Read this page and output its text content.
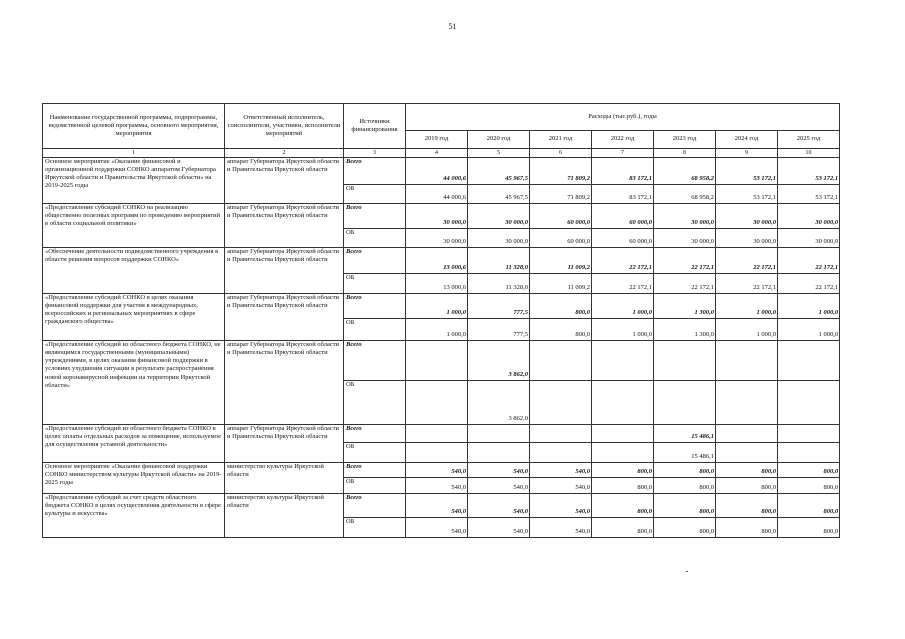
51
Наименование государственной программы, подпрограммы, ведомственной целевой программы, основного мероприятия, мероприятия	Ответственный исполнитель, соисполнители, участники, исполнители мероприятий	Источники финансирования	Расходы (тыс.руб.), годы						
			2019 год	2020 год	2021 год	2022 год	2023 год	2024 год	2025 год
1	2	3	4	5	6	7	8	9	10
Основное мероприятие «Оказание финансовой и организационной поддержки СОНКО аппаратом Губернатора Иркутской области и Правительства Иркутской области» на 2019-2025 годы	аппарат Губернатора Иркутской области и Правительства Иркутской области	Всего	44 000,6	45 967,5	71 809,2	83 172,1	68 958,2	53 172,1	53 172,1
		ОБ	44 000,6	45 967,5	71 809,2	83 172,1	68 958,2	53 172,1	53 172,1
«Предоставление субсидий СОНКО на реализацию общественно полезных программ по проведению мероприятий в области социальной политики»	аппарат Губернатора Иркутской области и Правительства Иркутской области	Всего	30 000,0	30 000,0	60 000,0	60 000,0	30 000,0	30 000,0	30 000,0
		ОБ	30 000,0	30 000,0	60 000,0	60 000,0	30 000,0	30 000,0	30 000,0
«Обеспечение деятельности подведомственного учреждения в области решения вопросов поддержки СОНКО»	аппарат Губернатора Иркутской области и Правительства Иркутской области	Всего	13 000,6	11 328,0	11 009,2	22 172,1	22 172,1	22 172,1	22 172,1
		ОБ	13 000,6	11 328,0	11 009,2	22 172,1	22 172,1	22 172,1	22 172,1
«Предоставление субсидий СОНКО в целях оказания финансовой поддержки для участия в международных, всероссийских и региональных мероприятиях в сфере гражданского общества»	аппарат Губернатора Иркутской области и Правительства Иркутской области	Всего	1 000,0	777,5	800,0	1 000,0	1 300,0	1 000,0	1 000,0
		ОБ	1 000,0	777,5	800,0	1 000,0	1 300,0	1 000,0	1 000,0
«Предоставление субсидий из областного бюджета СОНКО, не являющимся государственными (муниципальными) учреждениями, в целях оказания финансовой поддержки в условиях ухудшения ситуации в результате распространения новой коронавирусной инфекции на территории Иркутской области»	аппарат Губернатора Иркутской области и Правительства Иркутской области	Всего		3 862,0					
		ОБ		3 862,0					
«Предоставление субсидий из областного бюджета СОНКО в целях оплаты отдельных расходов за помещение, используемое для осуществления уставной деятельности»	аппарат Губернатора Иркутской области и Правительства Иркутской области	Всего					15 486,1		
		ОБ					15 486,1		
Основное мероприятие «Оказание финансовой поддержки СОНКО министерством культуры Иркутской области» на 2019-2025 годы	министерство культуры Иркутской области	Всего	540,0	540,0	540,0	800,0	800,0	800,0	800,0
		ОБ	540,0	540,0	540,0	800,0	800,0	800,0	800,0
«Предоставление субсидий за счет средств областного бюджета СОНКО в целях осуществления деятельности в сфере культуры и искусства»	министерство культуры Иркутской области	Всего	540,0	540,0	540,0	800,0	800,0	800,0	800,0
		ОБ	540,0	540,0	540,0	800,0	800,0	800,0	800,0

* * *

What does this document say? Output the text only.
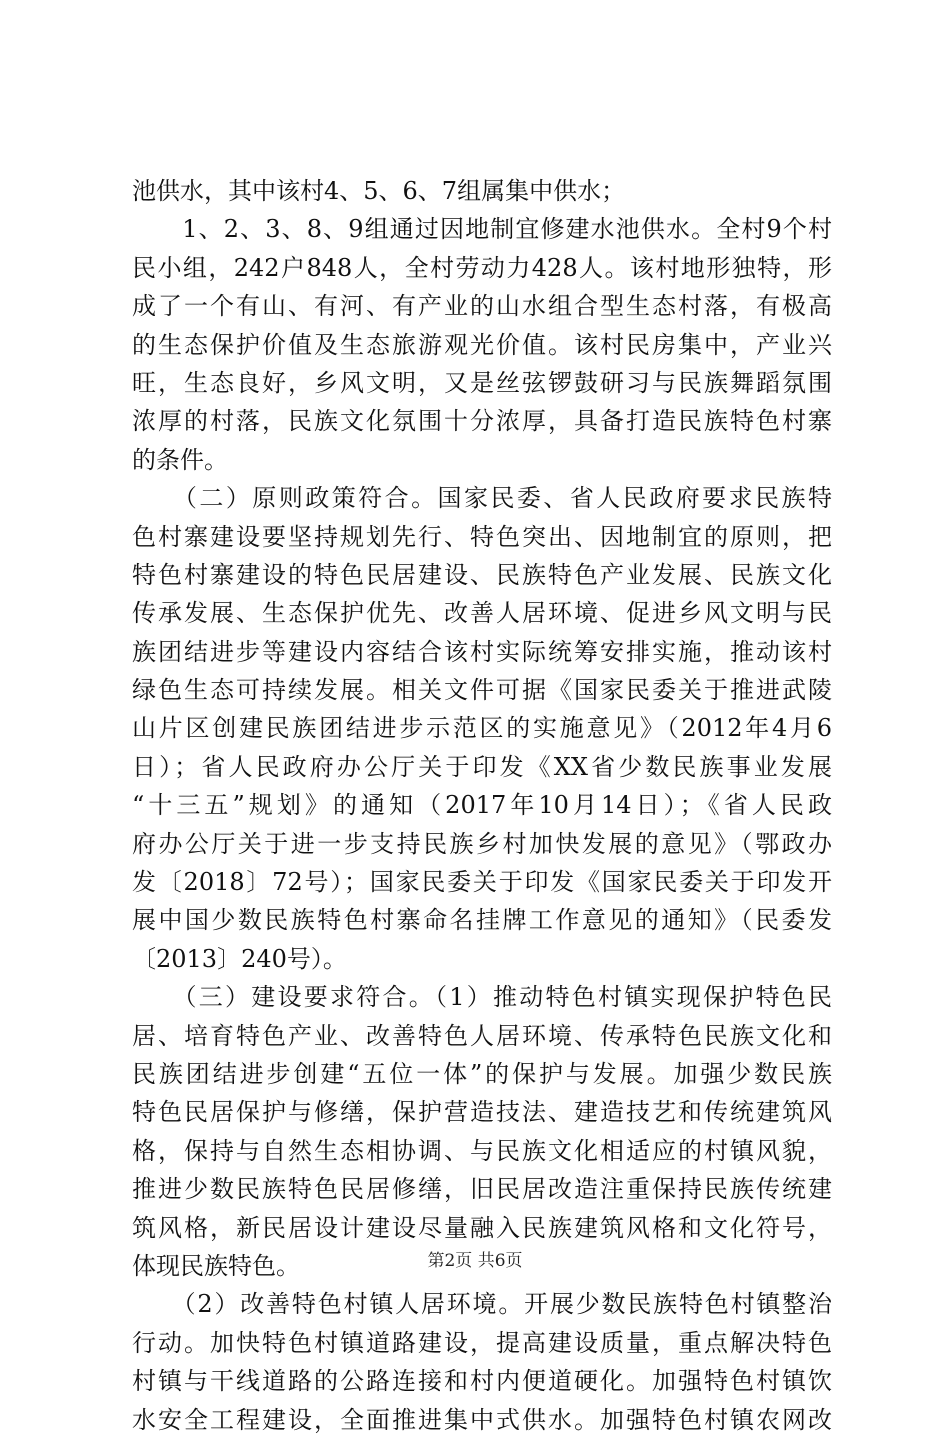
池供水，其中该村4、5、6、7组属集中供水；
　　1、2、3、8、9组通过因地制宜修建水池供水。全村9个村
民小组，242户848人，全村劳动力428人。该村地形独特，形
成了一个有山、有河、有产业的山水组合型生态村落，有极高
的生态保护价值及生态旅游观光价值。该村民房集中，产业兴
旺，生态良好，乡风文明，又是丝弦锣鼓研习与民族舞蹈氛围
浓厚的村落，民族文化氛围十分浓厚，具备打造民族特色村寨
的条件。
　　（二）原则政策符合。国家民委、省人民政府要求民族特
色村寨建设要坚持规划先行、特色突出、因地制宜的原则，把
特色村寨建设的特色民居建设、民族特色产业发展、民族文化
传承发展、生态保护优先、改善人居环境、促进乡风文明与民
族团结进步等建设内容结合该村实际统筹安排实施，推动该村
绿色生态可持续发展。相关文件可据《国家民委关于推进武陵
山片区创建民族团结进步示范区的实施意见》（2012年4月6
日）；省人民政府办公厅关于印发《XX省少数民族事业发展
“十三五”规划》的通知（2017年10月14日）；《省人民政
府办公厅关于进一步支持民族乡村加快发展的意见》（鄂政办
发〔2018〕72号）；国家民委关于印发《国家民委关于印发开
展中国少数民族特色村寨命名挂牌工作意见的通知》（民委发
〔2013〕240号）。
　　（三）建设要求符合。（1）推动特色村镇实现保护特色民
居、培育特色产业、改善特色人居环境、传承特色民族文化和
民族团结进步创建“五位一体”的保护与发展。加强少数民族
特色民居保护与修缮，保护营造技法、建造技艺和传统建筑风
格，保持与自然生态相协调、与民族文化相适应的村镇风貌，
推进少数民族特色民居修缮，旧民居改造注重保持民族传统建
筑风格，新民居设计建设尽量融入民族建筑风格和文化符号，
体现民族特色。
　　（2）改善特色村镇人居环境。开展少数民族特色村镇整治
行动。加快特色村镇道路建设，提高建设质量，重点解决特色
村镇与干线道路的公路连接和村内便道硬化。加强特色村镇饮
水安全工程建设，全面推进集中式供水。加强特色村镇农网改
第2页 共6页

* * *

**Objective:**
Using the records above, copy every line that has the word "text" in it.

**Response below:**
Read this page and output its text content.
What does this document say? Output the text only.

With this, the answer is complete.